● **WRITTEN EXERCISE**: Can you copy out the data exactly? Leave the images out.

● **RECORDS FOR THIS TASK**:
****************************************

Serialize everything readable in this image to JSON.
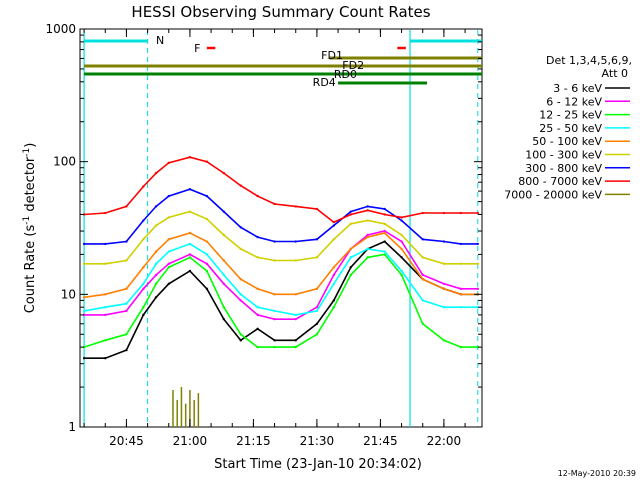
{
  "chart_data": {
    "type": "line",
    "title": "HESSI Observing Summary Count Rates",
    "xlabel": "Start Time (23-Jan-10 20:34:02)",
    "ylabel_base": "Count Rate (s",
    "ylabel_sup1": "-1",
    "ylabel_mid": " detector",
    "ylabel_sup2": "-1",
    "ylabel_end": ")",
    "y_scale": "log",
    "ylim": [
      1,
      1000
    ],
    "xlim": [
      "20:34:02",
      "22:09"
    ],
    "x_ticks": [
      "20:45",
      "21:00",
      "21:15",
      "21:30",
      "21:45",
      "22:00"
    ],
    "y_ticks": [
      "1",
      "10",
      "100",
      "1000"
    ],
    "legend_header": [
      "Det 1,3,4,5,6,9,",
      "Att 0"
    ],
    "legend_position": "right",
    "series": [
      {
        "name": "3 - 6 keV",
        "color": "#000000",
        "x": [
          "20:35",
          "20:40",
          "20:45",
          "20:49",
          "20:52",
          "20:55",
          "21:00",
          "21:04",
          "21:08",
          "21:12",
          "21:16",
          "21:20",
          "21:25",
          "21:30",
          "21:34",
          "21:38",
          "21:42",
          "21:46",
          "21:50",
          "21:55",
          "22:00",
          "22:04",
          "22:08"
        ],
        "values": [
          3.3,
          3.3,
          3.8,
          7,
          9.5,
          12,
          15,
          11,
          6.5,
          4.5,
          5.5,
          4.5,
          4.5,
          6,
          9,
          16,
          22,
          25,
          19,
          13,
          11,
          10,
          10
        ]
      },
      {
        "name": "6 - 12 keV",
        "color": "#ff00ff",
        "x": [
          "20:35",
          "20:40",
          "20:45",
          "20:49",
          "20:52",
          "20:55",
          "21:00",
          "21:04",
          "21:08",
          "21:12",
          "21:16",
          "21:20",
          "21:25",
          "21:30",
          "21:34",
          "21:38",
          "21:42",
          "21:46",
          "21:50",
          "21:55",
          "22:00",
          "22:04",
          "22:08"
        ],
        "values": [
          7,
          7,
          7.5,
          11,
          14,
          17,
          20,
          17,
          12,
          9,
          7,
          6.5,
          6.5,
          8,
          14,
          22,
          28,
          30,
          25,
          14,
          12,
          11,
          11
        ]
      },
      {
        "name": "12 - 25 keV",
        "color": "#00ff00",
        "x": [
          "20:35",
          "20:40",
          "20:45",
          "20:49",
          "20:52",
          "20:55",
          "21:00",
          "21:04",
          "21:08",
          "21:12",
          "21:16",
          "21:20",
          "21:25",
          "21:30",
          "21:34",
          "21:38",
          "21:42",
          "21:46",
          "21:50",
          "21:55",
          "22:00",
          "22:04",
          "22:08"
        ],
        "values": [
          4,
          4.5,
          5,
          8,
          12,
          16,
          19,
          15,
          8,
          5,
          4,
          4,
          4,
          5,
          8,
          14,
          19,
          20,
          14,
          6,
          4.5,
          4,
          4
        ]
      },
      {
        "name": "25 - 50 keV",
        "color": "#00ffff",
        "x": [
          "20:35",
          "20:40",
          "20:45",
          "20:49",
          "20:52",
          "20:55",
          "21:00",
          "21:04",
          "21:08",
          "21:12",
          "21:16",
          "21:20",
          "21:25",
          "21:30",
          "21:34",
          "21:38",
          "21:42",
          "21:46",
          "21:50",
          "21:55",
          "22:00",
          "22:04",
          "22:08"
        ],
        "values": [
          7.5,
          8,
          8.5,
          12,
          17,
          21,
          24,
          20,
          14,
          10,
          8,
          7.5,
          7,
          7.5,
          12,
          19,
          22,
          21,
          15,
          9,
          8,
          8,
          8
        ]
      },
      {
        "name": "50 - 100 keV",
        "color": "#ff8000",
        "x": [
          "20:35",
          "20:40",
          "20:45",
          "20:49",
          "20:52",
          "20:55",
          "21:00",
          "21:04",
          "21:08",
          "21:12",
          "21:16",
          "21:20",
          "21:25",
          "21:30",
          "21:34",
          "21:38",
          "21:42",
          "21:46",
          "21:50",
          "21:55",
          "22:00",
          "22:04",
          "22:08"
        ],
        "values": [
          9.5,
          10,
          11,
          16,
          21,
          26,
          29,
          25,
          18,
          13,
          11,
          10,
          10,
          11,
          16,
          22,
          27,
          29,
          22,
          13,
          11,
          10,
          10
        ]
      },
      {
        "name": "100 - 300 keV",
        "color": "#d0d000",
        "x": [
          "20:35",
          "20:40",
          "20:45",
          "20:49",
          "20:52",
          "20:55",
          "21:00",
          "21:04",
          "21:08",
          "21:12",
          "21:16",
          "21:20",
          "21:25",
          "21:30",
          "21:34",
          "21:38",
          "21:42",
          "21:46",
          "21:50",
          "21:55",
          "22:00",
          "22:04",
          "22:08"
        ],
        "values": [
          17,
          17,
          18,
          26,
          33,
          38,
          42,
          37,
          28,
          22,
          19,
          18,
          18,
          19,
          26,
          34,
          36,
          34,
          28,
          19,
          17,
          17,
          17
        ]
      },
      {
        "name": "300 - 800 keV",
        "color": "#0000ff",
        "x": [
          "20:35",
          "20:40",
          "20:45",
          "20:49",
          "20:52",
          "20:55",
          "21:00",
          "21:04",
          "21:08",
          "21:12",
          "21:16",
          "21:20",
          "21:25",
          "21:30",
          "21:34",
          "21:38",
          "21:42",
          "21:46",
          "21:50",
          "21:55",
          "22:00",
          "22:04",
          "22:08"
        ],
        "values": [
          24,
          24,
          25,
          36,
          46,
          55,
          62,
          55,
          42,
          32,
          27,
          25,
          25,
          26,
          33,
          42,
          46,
          44,
          36,
          26,
          25,
          24,
          24
        ]
      },
      {
        "name": "800 - 7000 keV",
        "color": "#ff0000",
        "x": [
          "20:35",
          "20:40",
          "20:45",
          "20:49",
          "20:52",
          "20:55",
          "21:00",
          "21:04",
          "21:08",
          "21:12",
          "21:16",
          "21:20",
          "21:25",
          "21:30",
          "21:34",
          "21:38",
          "21:42",
          "21:46",
          "21:50",
          "21:55",
          "22:00",
          "22:04",
          "22:08"
        ],
        "values": [
          40,
          41,
          46,
          65,
          82,
          98,
          108,
          100,
          82,
          66,
          55,
          48,
          46,
          44,
          35,
          40,
          43,
          40,
          38,
          41,
          41,
          41,
          41
        ]
      },
      {
        "name": "7000 - 20000 keV",
        "color": "#808000",
        "x": [
          "20:56",
          "20:57",
          "20:58",
          "20:59",
          "21:00",
          "21:01",
          "21:02"
        ],
        "values": [
          1.9,
          1.6,
          2.0,
          1.5,
          1.9,
          1.6,
          1.8
        ]
      }
    ],
    "annotations": [
      {
        "label": "N",
        "color": "#00e0e0"
      },
      {
        "label": "F",
        "color": "#ff0000"
      },
      {
        "label": "FD1",
        "color": "#808000"
      },
      {
        "label": "FD2",
        "color": "#808000"
      },
      {
        "label": "RD0",
        "color": "#008000"
      },
      {
        "label": "RD4",
        "color": "#008000"
      }
    ]
  },
  "timestamp": "12-May-2010 20:39"
}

****************************************

● **THE SOLUTION**:
Serialize everything readable in this image to JSON.
{
  "chart_data": {
    "type": "line",
    "title": "HESSI Observing Summary Count Rates",
    "xlabel": "Start Time (23-Jan-10 20:34:02)",
    "ylabel_base": "Count Rate (s",
    "ylabel_sup1": "-1",
    "ylabel_mid": " detector",
    "ylabel_sup2": "-1",
    "ylabel_end": ")",
    "y_scale": "log",
    "ylim": [
      1,
      1000
    ],
    "xlim": [
      "20:34:02",
      "22:09"
    ],
    "x_ticks": [
      "20:45",
      "21:00",
      "21:15",
      "21:30",
      "21:45",
      "22:00"
    ],
    "y_ticks": [
      "1",
      "10",
      "100",
      "1000"
    ],
    "legend_header": [
      "Det 1,3,4,5,6,9,",
      "Att 0"
    ],
    "legend_position": "right",
    "series": [
      {
        "name": "3 - 6 keV",
        "color": "#000000",
        "x": [
          "20:35",
          "20:40",
          "20:45",
          "20:49",
          "20:52",
          "20:55",
          "21:00",
          "21:04",
          "21:08",
          "21:12",
          "21:16",
          "21:20",
          "21:25",
          "21:30",
          "21:34",
          "21:38",
          "21:42",
          "21:46",
          "21:50",
          "21:55",
          "22:00",
          "22:04",
          "22:08"
        ],
        "values": [
          3.3,
          3.3,
          3.8,
          7,
          9.5,
          12,
          15,
          11,
          6.5,
          4.5,
          5.5,
          4.5,
          4.5,
          6,
          9,
          16,
          22,
          25,
          19,
          13,
          11,
          10,
          10
        ]
      },
      {
        "name": "6 - 12 keV",
        "color": "#ff00ff",
        "x": [
          "20:35",
          "20:40",
          "20:45",
          "20:49",
          "20:52",
          "20:55",
          "21:00",
          "21:04",
          "21:08",
          "21:12",
          "21:16",
          "21:20",
          "21:25",
          "21:30",
          "21:34",
          "21:38",
          "21:42",
          "21:46",
          "21:50",
          "21:55",
          "22:00",
          "22:04",
          "22:08"
        ],
        "values": [
          7,
          7,
          7.5,
          11,
          14,
          17,
          20,
          17,
          12,
          9,
          7,
          6.5,
          6.5,
          8,
          14,
          22,
          28,
          30,
          25,
          14,
          12,
          11,
          11
        ]
      },
      {
        "name": "12 - 25 keV",
        "color": "#00ff00",
        "x": [
          "20:35",
          "20:40",
          "20:45",
          "20:49",
          "20:52",
          "20:55",
          "21:00",
          "21:04",
          "21:08",
          "21:12",
          "21:16",
          "21:20",
          "21:25",
          "21:30",
          "21:34",
          "21:38",
          "21:42",
          "21:46",
          "21:50",
          "21:55",
          "22:00",
          "22:04",
          "22:08"
        ],
        "values": [
          4,
          4.5,
          5,
          8,
          12,
          16,
          19,
          15,
          8,
          5,
          4,
          4,
          4,
          5,
          8,
          14,
          19,
          20,
          14,
          6,
          4.5,
          4,
          4
        ]
      },
      {
        "name": "25 - 50 keV",
        "color": "#00ffff",
        "x": [
          "20:35",
          "20:40",
          "20:45",
          "20:49",
          "20:52",
          "20:55",
          "21:00",
          "21:04",
          "21:08",
          "21:12",
          "21:16",
          "21:20",
          "21:25",
          "21:30",
          "21:34",
          "21:38",
          "21:42",
          "21:46",
          "21:50",
          "21:55",
          "22:00",
          "22:04",
          "22:08"
        ],
        "values": [
          7.5,
          8,
          8.5,
          12,
          17,
          21,
          24,
          20,
          14,
          10,
          8,
          7.5,
          7,
          7.5,
          12,
          19,
          22,
          21,
          15,
          9,
          8,
          8,
          8
        ]
      },
      {
        "name": "50 - 100 keV",
        "color": "#ff8000",
        "x": [
          "20:35",
          "20:40",
          "20:45",
          "20:49",
          "20:52",
          "20:55",
          "21:00",
          "21:04",
          "21:08",
          "21:12",
          "21:16",
          "21:20",
          "21:25",
          "21:30",
          "21:34",
          "21:38",
          "21:42",
          "21:46",
          "21:50",
          "21:55",
          "22:00",
          "22:04",
          "22:08"
        ],
        "values": [
          9.5,
          10,
          11,
          16,
          21,
          26,
          29,
          25,
          18,
          13,
          11,
          10,
          10,
          11,
          16,
          22,
          27,
          29,
          22,
          13,
          11,
          10,
          10
        ]
      },
      {
        "name": "100 - 300 keV",
        "color": "#d0d000",
        "x": [
          "20:35",
          "20:40",
          "20:45",
          "20:49",
          "20:52",
          "20:55",
          "21:00",
          "21:04",
          "21:08",
          "21:12",
          "21:16",
          "21:20",
          "21:25",
          "21:30",
          "21:34",
          "21:38",
          "21:42",
          "21:46",
          "21:50",
          "21:55",
          "22:00",
          "22:04",
          "22:08"
        ],
        "values": [
          17,
          17,
          18,
          26,
          33,
          38,
          42,
          37,
          28,
          22,
          19,
          18,
          18,
          19,
          26,
          34,
          36,
          34,
          28,
          19,
          17,
          17,
          17
        ]
      },
      {
        "name": "300 - 800 keV",
        "color": "#0000ff",
        "x": [
          "20:35",
          "20:40",
          "20:45",
          "20:49",
          "20:52",
          "20:55",
          "21:00",
          "21:04",
          "21:08",
          "21:12",
          "21:16",
          "21:20",
          "21:25",
          "21:30",
          "21:34",
          "21:38",
          "21:42",
          "21:46",
          "21:50",
          "21:55",
          "22:00",
          "22:04",
          "22:08"
        ],
        "values": [
          24,
          24,
          25,
          36,
          46,
          55,
          62,
          55,
          42,
          32,
          27,
          25,
          25,
          26,
          33,
          42,
          46,
          44,
          36,
          26,
          25,
          24,
          24
        ]
      },
      {
        "name": "800 - 7000 keV",
        "color": "#ff0000",
        "x": [
          "20:35",
          "20:40",
          "20:45",
          "20:49",
          "20:52",
          "20:55",
          "21:00",
          "21:04",
          "21:08",
          "21:12",
          "21:16",
          "21:20",
          "21:25",
          "21:30",
          "21:34",
          "21:38",
          "21:42",
          "21:46",
          "21:50",
          "21:55",
          "22:00",
          "22:04",
          "22:08"
        ],
        "values": [
          40,
          41,
          46,
          65,
          82,
          98,
          108,
          100,
          82,
          66,
          55,
          48,
          46,
          44,
          35,
          40,
          43,
          40,
          38,
          41,
          41,
          41,
          41
        ]
      },
      {
        "name": "7000 - 20000 keV",
        "color": "#808000",
        "x": [
          "20:56",
          "20:57",
          "20:58",
          "20:59",
          "21:00",
          "21:01",
          "21:02"
        ],
        "values": [
          1.9,
          1.6,
          2.0,
          1.5,
          1.9,
          1.6,
          1.8
        ]
      }
    ],
    "annotations": [
      {
        "label": "N",
        "color": "#00e0e0"
      },
      {
        "label": "F",
        "color": "#ff0000"
      },
      {
        "label": "FD1",
        "color": "#808000"
      },
      {
        "label": "FD2",
        "color": "#808000"
      },
      {
        "label": "RD0",
        "color": "#008000"
      },
      {
        "label": "RD4",
        "color": "#008000"
      }
    ]
  },
  "timestamp": "12-May-2010 20:39"
}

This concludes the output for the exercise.